◆ Set exercise: Write the material out again in full, word for word. Do not include the pictures.

[Records excerpted from a collection]
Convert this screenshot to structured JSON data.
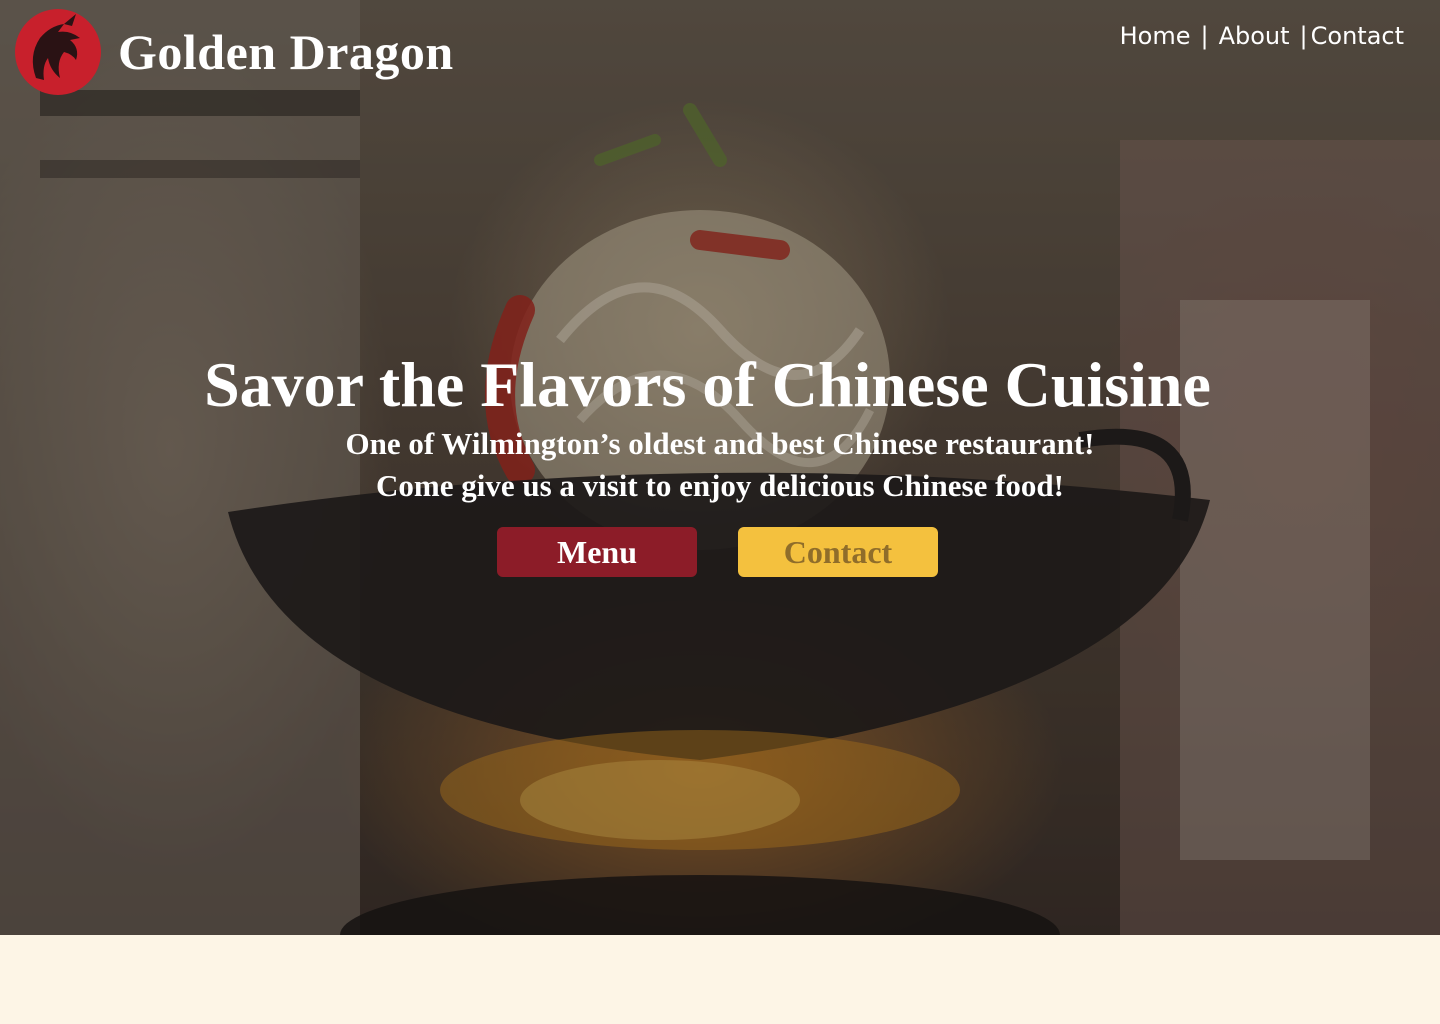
{
  "brand": {
    "name": "Golden Dragon",
    "logo_icon": "dragon-icon",
    "logo_color": "#c8202c"
  },
  "nav": {
    "items": [
      "Home",
      "About",
      "Contact"
    ],
    "separator": "|"
  },
  "hero": {
    "headline": "Savor the Flavors of Chinese Cuisine",
    "subline1": "One of Wilmington’s oldest and best Chinese restaurant!",
    "subline2": "Come give us a visit to enjoy delicious Chinese food!",
    "buttons": {
      "menu": "Menu",
      "contact": "Contact"
    }
  },
  "colors": {
    "menu_button": "#8c1c28",
    "contact_button": "#f4c13e",
    "contact_button_text": "#8f6d2a",
    "page_background": "#fdf5e6"
  }
}
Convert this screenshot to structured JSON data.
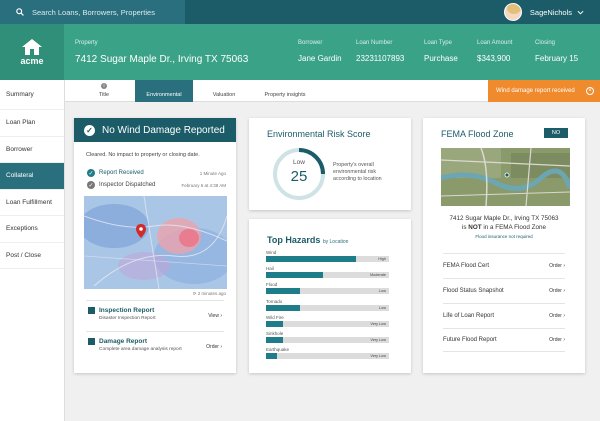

◆ In response:
Convert this screenshot to structured JSON data.
{
  "brand": {
    "name": "Golden Dragon",
    "logo_icon": "dragon-icon",
    "logo_color": "#c8202c"
  },
  "nav": {
    "items": [
      "Home",
      "About",
      "Contact"
    ],
    "separator": "|"
  },
  "hero": {
    "headline": "Savor the Flavors of Chinese Cuisine",
    "subline1": "One of Wilmington’s oldest and best Chinese restaurant!",
    "subline2": "Come give us a visit to enjoy delicious Chinese food!",
    "buttons": {
      "menu": "Menu",
      "contact": "Contact"
    }
  },
  "colors": {
    "menu_button": "#8c1c28",
    "contact_button": "#f4c13e",
    "contact_button_text": "#8f6d2a",
    "page_background": "#fdf5e6"
  }
}
Convert this screenshot to structured JSON data.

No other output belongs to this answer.